EXERCISE GOAL: The listing below should be printed exactly, every line of it. Skip the pictures.

THE RECORDS:
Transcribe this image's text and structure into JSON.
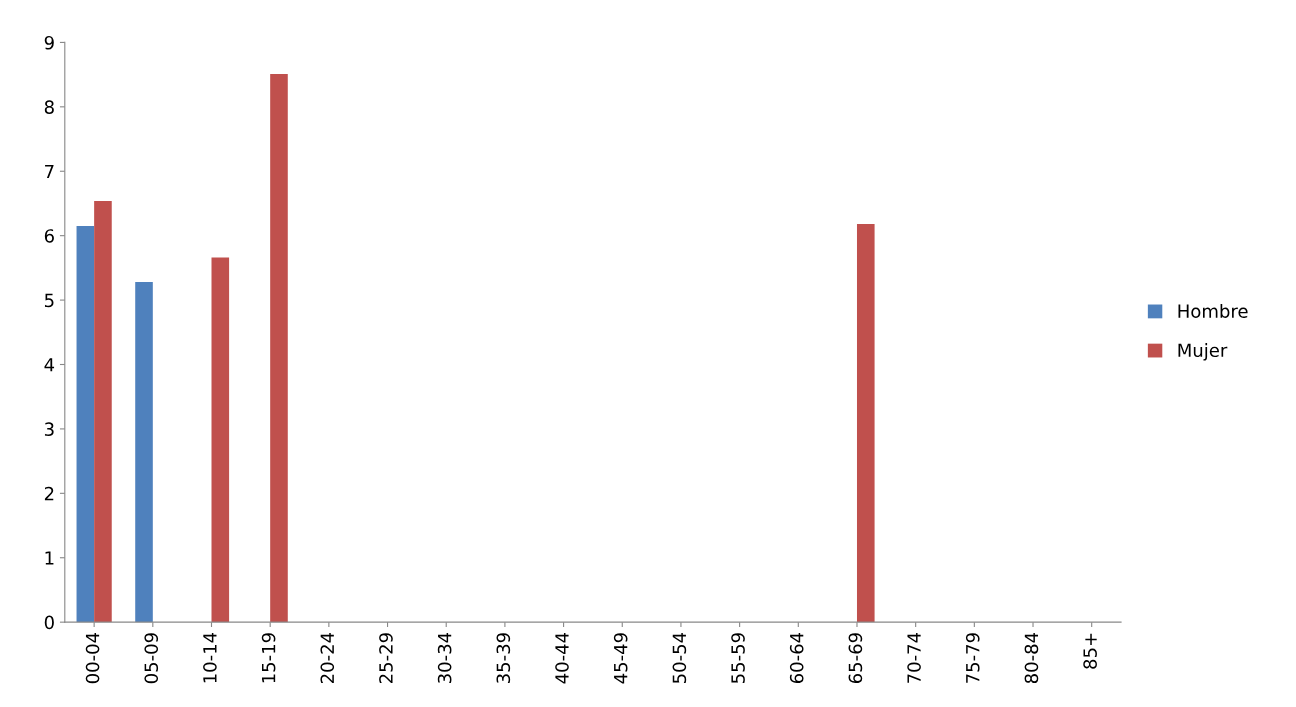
{
  "chart_data": {
    "type": "bar",
    "categories": [
      "00-04",
      "05-09",
      "10-14",
      "15-19",
      "20-24",
      "25-29",
      "30-34",
      "35-39",
      "40-44",
      "45-49",
      "50-54",
      "55-59",
      "60-64",
      "65-69",
      "70-74",
      "75-79",
      "80-84",
      "85+"
    ],
    "series": [
      {
        "name": "Hombre",
        "color": "#4f81bd",
        "values": [
          6.15,
          5.28,
          0,
          0,
          0,
          0,
          0,
          0,
          0,
          0,
          0,
          0,
          0,
          0,
          0,
          0,
          0,
          0
        ]
      },
      {
        "name": "Mujer",
        "color": "#c0504d",
        "values": [
          6.54,
          0,
          5.66,
          8.51,
          0,
          0,
          0,
          0,
          0,
          0,
          0,
          0,
          0,
          6.18,
          0,
          0,
          0,
          0
        ]
      }
    ],
    "ylim": [
      0,
      9
    ],
    "yticks": [
      0,
      1,
      2,
      3,
      4,
      5,
      6,
      7,
      8,
      9
    ],
    "grid": false,
    "legend": "right"
  }
}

SOLUTION FOR THIS EXERCISE:
Transcribe this image's text and structure into JSON.
{
  "chart_data": {
    "type": "bar",
    "categories": [
      "00-04",
      "05-09",
      "10-14",
      "15-19",
      "20-24",
      "25-29",
      "30-34",
      "35-39",
      "40-44",
      "45-49",
      "50-54",
      "55-59",
      "60-64",
      "65-69",
      "70-74",
      "75-79",
      "80-84",
      "85+"
    ],
    "series": [
      {
        "name": "Hombre",
        "color": "#4f81bd",
        "values": [
          6.15,
          5.28,
          0,
          0,
          0,
          0,
          0,
          0,
          0,
          0,
          0,
          0,
          0,
          0,
          0,
          0,
          0,
          0
        ]
      },
      {
        "name": "Mujer",
        "color": "#c0504d",
        "values": [
          6.54,
          0,
          5.66,
          8.51,
          0,
          0,
          0,
          0,
          0,
          0,
          0,
          0,
          0,
          6.18,
          0,
          0,
          0,
          0
        ]
      }
    ],
    "ylim": [
      0,
      9
    ],
    "yticks": [
      0,
      1,
      2,
      3,
      4,
      5,
      6,
      7,
      8,
      9
    ],
    "grid": false,
    "legend": "right"
  }
}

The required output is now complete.